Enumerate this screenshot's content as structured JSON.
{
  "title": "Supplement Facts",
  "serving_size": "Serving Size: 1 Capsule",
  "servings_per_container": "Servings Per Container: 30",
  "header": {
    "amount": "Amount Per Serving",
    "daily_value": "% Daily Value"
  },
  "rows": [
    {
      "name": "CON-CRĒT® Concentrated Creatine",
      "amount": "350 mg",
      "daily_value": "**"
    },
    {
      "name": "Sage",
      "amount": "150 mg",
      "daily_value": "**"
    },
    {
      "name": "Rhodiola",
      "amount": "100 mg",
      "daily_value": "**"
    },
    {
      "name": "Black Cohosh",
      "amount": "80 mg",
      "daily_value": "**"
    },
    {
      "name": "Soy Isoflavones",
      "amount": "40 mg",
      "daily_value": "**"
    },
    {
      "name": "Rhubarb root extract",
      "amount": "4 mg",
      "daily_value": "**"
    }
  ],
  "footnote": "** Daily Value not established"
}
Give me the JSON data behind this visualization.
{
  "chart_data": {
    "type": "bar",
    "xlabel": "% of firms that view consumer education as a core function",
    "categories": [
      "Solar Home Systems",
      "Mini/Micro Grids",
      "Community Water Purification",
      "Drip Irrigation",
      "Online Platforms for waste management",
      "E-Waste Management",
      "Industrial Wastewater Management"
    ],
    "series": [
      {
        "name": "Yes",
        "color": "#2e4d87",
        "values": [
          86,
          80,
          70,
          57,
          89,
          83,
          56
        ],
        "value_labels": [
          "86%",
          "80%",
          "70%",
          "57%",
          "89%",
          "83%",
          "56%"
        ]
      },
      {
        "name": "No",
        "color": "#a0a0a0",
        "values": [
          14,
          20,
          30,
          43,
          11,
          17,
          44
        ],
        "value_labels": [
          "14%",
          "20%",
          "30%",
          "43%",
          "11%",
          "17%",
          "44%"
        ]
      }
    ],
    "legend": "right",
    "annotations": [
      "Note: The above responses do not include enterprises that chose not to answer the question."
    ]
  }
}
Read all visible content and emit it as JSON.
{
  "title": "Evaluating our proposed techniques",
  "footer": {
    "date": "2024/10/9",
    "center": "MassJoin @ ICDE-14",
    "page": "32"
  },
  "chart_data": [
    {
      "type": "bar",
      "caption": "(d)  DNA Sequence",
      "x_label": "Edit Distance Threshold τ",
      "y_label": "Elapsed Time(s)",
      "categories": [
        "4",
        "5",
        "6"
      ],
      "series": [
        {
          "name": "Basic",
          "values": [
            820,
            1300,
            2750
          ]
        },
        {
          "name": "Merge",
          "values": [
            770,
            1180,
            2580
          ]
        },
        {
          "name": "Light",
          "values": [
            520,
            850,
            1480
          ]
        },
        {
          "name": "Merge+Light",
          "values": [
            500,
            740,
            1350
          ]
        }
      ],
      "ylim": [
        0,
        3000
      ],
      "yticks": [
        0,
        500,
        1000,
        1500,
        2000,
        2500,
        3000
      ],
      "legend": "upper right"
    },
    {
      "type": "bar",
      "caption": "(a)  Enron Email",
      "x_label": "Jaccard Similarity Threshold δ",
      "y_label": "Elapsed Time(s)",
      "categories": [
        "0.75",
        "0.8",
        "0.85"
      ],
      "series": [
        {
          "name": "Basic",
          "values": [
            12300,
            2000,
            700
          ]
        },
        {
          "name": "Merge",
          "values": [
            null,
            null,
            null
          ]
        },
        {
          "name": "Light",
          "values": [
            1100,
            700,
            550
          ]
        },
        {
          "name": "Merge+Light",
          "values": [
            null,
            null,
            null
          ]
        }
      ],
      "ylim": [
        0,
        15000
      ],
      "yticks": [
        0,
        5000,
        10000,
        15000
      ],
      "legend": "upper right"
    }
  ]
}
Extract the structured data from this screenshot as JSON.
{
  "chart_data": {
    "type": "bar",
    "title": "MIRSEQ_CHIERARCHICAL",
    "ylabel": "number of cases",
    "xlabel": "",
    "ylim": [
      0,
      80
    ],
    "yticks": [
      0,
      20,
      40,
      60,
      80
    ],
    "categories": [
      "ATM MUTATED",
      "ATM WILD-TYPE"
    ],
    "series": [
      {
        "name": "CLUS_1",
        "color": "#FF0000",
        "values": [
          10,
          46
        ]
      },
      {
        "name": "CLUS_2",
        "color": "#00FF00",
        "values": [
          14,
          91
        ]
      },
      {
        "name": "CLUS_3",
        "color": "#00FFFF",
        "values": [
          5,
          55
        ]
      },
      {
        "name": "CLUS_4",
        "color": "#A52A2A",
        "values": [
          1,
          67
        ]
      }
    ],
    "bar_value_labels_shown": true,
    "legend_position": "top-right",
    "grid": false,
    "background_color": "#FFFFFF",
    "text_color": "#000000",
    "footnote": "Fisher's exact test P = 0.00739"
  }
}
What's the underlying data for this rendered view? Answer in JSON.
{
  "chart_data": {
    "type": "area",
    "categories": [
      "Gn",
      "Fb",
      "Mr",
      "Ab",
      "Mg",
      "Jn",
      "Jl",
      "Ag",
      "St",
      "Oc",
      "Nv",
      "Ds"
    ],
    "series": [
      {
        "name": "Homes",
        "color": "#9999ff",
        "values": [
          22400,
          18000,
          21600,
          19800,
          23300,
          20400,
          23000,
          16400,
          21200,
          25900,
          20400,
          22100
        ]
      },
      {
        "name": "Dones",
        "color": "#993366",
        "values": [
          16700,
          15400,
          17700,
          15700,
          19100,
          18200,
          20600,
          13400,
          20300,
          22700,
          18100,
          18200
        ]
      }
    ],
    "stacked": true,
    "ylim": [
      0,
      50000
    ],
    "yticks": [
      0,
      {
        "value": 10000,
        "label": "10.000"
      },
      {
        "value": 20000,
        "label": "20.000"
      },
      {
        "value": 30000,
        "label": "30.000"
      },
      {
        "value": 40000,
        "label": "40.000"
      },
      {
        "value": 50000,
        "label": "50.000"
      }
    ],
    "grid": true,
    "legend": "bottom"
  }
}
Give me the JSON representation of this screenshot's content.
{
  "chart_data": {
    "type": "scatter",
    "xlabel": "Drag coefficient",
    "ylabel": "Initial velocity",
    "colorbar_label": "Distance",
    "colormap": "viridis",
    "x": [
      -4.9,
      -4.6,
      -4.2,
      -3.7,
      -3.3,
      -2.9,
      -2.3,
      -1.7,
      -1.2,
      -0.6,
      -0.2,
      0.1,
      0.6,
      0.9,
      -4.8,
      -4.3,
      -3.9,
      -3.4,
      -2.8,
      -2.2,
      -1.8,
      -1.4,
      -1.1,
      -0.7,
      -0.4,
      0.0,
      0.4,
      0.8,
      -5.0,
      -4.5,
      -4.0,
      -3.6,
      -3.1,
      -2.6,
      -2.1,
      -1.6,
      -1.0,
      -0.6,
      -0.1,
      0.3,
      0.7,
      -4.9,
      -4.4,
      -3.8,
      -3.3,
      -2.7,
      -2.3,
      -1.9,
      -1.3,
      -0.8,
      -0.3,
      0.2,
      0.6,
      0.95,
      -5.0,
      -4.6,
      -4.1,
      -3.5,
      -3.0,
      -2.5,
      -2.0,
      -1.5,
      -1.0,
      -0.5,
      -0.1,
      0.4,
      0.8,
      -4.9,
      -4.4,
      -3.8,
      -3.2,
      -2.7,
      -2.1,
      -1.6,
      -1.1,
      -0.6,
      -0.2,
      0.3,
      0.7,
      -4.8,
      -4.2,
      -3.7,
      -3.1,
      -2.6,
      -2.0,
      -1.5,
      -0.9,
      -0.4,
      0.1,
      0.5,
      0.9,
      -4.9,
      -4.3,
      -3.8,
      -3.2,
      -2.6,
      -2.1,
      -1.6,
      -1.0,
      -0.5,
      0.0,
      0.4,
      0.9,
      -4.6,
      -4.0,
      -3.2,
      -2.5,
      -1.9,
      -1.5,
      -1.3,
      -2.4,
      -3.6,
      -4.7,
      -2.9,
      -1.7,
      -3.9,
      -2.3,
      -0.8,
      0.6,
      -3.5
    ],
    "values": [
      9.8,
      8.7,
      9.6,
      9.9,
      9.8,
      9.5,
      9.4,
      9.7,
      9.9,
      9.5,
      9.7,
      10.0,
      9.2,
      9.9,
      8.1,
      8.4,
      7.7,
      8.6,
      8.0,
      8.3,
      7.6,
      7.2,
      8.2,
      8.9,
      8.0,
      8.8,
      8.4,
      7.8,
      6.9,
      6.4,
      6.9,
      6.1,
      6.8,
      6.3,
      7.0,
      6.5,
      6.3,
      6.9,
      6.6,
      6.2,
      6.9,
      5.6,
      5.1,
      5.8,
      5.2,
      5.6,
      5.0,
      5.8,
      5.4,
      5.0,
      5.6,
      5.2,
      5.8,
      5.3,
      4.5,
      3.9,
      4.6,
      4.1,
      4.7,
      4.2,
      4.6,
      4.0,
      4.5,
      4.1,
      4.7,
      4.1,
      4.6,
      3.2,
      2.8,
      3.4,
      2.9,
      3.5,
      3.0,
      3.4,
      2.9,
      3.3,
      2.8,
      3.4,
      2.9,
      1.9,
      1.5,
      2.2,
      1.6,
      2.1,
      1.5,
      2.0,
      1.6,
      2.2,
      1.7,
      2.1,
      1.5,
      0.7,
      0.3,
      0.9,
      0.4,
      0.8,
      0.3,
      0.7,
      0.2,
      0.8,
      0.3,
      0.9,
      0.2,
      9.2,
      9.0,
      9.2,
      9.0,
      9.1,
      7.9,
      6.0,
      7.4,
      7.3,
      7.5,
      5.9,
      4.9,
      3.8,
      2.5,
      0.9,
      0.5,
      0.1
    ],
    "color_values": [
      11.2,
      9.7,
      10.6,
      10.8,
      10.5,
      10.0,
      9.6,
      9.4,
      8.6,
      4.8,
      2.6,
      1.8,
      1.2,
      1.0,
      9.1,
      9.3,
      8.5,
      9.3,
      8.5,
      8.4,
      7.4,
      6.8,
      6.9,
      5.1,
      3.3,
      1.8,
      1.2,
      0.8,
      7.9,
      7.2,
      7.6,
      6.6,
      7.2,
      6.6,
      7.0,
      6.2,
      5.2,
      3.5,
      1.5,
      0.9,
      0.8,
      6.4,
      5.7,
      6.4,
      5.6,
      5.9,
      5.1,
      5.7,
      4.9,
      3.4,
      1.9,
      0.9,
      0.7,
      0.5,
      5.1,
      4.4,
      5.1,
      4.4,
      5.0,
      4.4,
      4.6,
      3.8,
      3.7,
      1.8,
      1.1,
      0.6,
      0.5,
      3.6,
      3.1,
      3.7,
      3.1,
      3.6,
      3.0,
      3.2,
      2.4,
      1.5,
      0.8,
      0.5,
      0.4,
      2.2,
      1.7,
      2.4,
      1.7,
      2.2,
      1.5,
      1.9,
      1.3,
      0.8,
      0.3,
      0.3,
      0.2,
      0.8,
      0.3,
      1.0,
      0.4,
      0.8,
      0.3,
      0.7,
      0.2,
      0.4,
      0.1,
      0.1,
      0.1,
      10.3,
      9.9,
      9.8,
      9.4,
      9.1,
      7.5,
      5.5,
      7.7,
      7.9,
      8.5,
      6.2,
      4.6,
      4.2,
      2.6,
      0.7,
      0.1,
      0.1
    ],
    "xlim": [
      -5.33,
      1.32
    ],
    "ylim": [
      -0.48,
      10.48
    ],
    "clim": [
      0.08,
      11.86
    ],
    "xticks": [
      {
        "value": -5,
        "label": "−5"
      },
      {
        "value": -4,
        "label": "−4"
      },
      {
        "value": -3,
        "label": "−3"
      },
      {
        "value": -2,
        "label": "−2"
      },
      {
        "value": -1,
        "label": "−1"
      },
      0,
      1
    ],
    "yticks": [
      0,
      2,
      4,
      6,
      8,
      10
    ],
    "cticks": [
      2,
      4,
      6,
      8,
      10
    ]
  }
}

Work to complete:
Extract every line from the records above that contains the word "right".

Answer for the task:
    "legend": "right",
      "legend": "upper right"
      "legend": "upper right"
    "legend_position": "top-right",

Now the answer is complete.